Quote the records beneath, complete and exact. Leave out images.
──────────────────────────────
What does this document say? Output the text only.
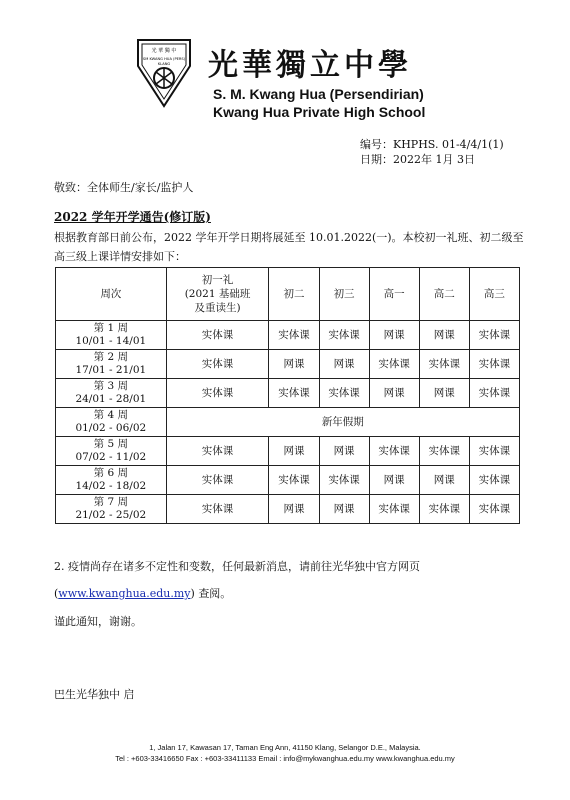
光 華 獨 中
SM KWANG HUA (PERS)
KLANG 光華獨立中學
S. M. Kwang Hua (Persendirian)
Kwang Hua Private High School
编号：KHPHS. 01-4/4/1(1)
日期：2022年 1月 3日
敬致：全体师生/家长/监护人
2022 学年开学通告(修订版)
根据教育部日前公布，2022 学年开学日期将展延至 10.01.2022(一)。本校初一礼班、初二级至高三级上课详情安排如下：
周次	初一礼
(2021 基础班
及重读生)	初二	初三	高一	高二	高三
第 1 周
10/01 - 14/01	实体课	实体课	实体课	网课	网课	实体课
第 2 周
17/01 - 21/01	实体课	网课	网课	实体课	实体课	实体课
第 3 周
24/01 - 28/01	实体课	实体课	实体课	网课	网课	实体课
第 4 周
01/02 - 06/02	新年假期					
第 5 周
07/02 - 11/02	实体课	网课	网课	实体课	实体课	实体课
第 6 周
14/02 - 18/02	实体课	实体课	实体课	网课	网课	实体课
第 7 周
21/02 - 25/02	实体课	网课	网课	实体课	实体课	实体课
2. 疫情尚存在诸多不定性和变数，任何最新消息，请前往光华独中官方网页
(www.kwanghua.edu.my) 查阅。
谨此通知，谢谢。
巴生光华独中 启
1, Jalan 17, Kawasan 17, Taman Eng Ann, 41150 Klang, Selangor D.E., Malaysia.
Tel : +603-33416650 Fax : +603-33411133 Email : info@mykwanghua.edu.my www.kwanghua.edu.my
──────────────────────────────
_Result for this task_:
What does this document say? Output the text only.
光 華 獨 中
SM KWANG HUA (PERS)
KLANG 光華獨立中學
S. M. Kwang Hua (Persendirian)
Kwang Hua Private High School
编号：KHPHS. 01-4/4/1(1)
日期：2022年 1月 3日
敬致：全体师生/家长/监护人
2022 学年开学通告(修订版)
根据教育部日前公布，2022 学年开学日期将展延至 10.01.2022(一)。本校初一礼班、初二级至高三级上课详情安排如下：
周次	初一礼
(2021 基础班
及重读生)	初二	初三	高一	高二	高三
第 1 周
10/01 - 14/01	实体课	实体课	实体课	网课	网课	实体课
第 2 周
17/01 - 21/01	实体课	网课	网课	实体课	实体课	实体课
第 3 周
24/01 - 28/01	实体课	实体课	实体课	网课	网课	实体课
第 4 周
01/02 - 06/02	新年假期					
第 5 周
07/02 - 11/02	实体课	网课	网课	实体课	实体课	实体课
第 6 周
14/02 - 18/02	实体课	实体课	实体课	网课	网课	实体课
第 7 周
21/02 - 25/02	实体课	网课	网课	实体课	实体课	实体课
2. 疫情尚存在诸多不定性和变数，任何最新消息，请前往光华独中官方网页
(www.kwanghua.edu.my) 查阅。
谨此通知，谢谢。
巴生光华独中 启
1, Jalan 17, Kawasan 17, Taman Eng Ann, 41150 Klang, Selangor D.E., Malaysia.
Tel : +603-33416650 Fax : +603-33411133 Email : info@mykwanghua.edu.my www.kwanghua.edu.my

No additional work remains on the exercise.